- **Exercise prompt**
Search the records for "plutôt" and copy each line that holds it.
++++ Provided entries ++++
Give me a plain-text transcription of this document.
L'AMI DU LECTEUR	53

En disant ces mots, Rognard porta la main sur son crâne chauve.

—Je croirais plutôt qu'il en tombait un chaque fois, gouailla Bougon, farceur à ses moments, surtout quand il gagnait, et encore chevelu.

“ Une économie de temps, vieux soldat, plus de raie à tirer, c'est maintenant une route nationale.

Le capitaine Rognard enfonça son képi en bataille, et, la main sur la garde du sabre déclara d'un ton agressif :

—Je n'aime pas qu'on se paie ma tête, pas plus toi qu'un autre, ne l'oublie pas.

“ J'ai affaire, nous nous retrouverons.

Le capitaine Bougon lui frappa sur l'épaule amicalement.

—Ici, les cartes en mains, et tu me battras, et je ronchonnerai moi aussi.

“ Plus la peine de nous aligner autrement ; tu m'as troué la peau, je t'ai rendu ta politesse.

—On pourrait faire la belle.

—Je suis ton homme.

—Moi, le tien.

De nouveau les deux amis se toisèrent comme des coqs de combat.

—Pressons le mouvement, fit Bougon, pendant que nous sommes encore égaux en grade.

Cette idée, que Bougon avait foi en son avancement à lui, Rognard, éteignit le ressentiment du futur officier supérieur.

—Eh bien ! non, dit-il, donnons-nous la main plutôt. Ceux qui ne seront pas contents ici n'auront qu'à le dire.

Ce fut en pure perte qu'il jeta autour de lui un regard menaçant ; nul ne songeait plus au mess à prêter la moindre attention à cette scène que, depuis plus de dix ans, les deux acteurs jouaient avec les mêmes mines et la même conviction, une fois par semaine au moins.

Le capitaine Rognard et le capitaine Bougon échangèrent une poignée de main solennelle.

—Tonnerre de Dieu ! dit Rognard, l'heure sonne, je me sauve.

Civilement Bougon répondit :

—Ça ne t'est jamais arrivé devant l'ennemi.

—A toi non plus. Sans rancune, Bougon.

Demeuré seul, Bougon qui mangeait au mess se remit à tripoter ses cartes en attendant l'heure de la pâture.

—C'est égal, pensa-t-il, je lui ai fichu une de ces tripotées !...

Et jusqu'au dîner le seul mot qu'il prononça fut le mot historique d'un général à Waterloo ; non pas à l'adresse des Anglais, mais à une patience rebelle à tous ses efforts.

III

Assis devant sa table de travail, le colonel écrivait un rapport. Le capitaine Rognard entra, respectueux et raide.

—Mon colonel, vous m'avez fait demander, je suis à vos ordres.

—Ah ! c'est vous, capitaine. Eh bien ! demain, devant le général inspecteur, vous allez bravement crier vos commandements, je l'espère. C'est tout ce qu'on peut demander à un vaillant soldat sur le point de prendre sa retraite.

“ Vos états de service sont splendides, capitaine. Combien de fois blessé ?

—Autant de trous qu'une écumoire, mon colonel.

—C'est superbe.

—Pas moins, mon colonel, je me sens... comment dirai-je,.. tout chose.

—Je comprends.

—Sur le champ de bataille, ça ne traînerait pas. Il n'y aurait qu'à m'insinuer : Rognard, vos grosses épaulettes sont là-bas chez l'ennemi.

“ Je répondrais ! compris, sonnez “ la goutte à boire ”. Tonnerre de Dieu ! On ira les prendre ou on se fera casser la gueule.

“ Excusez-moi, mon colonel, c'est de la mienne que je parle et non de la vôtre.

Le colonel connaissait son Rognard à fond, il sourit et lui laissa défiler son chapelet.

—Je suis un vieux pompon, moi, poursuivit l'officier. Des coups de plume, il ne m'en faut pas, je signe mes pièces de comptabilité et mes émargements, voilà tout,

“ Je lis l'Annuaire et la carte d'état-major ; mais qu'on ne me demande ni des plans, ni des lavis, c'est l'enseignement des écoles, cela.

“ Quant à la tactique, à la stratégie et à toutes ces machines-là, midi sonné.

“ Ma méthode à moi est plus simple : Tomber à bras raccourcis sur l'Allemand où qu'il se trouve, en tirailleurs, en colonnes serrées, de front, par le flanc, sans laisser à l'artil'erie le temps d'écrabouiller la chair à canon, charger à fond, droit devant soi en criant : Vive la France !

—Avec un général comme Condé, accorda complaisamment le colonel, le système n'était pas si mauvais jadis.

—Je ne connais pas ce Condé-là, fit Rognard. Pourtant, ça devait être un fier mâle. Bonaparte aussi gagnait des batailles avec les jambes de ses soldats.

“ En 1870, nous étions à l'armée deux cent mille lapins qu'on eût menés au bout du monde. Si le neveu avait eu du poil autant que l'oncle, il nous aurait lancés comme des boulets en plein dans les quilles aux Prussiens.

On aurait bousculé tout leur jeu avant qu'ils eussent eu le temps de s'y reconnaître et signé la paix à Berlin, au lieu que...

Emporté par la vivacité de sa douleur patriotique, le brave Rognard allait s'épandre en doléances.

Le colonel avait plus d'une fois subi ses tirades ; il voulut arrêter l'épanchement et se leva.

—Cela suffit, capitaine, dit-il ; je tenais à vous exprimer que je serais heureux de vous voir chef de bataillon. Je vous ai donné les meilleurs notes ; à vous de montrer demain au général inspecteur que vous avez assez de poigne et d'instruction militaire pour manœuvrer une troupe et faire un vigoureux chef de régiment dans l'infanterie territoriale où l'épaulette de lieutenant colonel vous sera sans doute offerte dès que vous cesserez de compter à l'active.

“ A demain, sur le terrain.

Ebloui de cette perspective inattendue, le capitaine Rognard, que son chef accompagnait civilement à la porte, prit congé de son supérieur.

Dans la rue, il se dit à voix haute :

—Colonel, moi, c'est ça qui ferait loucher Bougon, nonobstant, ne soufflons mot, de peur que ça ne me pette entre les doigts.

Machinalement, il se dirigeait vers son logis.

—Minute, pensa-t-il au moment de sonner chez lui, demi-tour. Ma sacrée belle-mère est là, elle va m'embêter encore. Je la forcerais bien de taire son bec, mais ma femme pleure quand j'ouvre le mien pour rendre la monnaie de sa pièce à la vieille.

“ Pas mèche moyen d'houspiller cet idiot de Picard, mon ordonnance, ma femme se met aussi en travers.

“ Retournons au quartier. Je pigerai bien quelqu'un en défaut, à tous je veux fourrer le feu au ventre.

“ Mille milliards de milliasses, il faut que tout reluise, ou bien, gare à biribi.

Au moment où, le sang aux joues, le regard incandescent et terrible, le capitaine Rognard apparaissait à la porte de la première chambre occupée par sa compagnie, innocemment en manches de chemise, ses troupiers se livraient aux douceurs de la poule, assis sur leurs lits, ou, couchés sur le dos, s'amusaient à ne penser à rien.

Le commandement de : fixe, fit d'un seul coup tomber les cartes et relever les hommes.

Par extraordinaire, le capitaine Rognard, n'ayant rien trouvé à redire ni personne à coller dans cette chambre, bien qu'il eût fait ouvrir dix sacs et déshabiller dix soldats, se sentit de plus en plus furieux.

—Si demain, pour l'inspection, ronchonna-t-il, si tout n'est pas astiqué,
++++
- **Solved problem**
—Je croirais plutôt qu'il en tombait un chaque fois, gouailla Bougon, farceur à ses moments, surtout quand il gagnait, et encore chevelu.
—Eh bien ! non, dit-il, donnons-nous la main plutôt. Ceux qui ne seront pas contents ici n'auront qu'à le dire.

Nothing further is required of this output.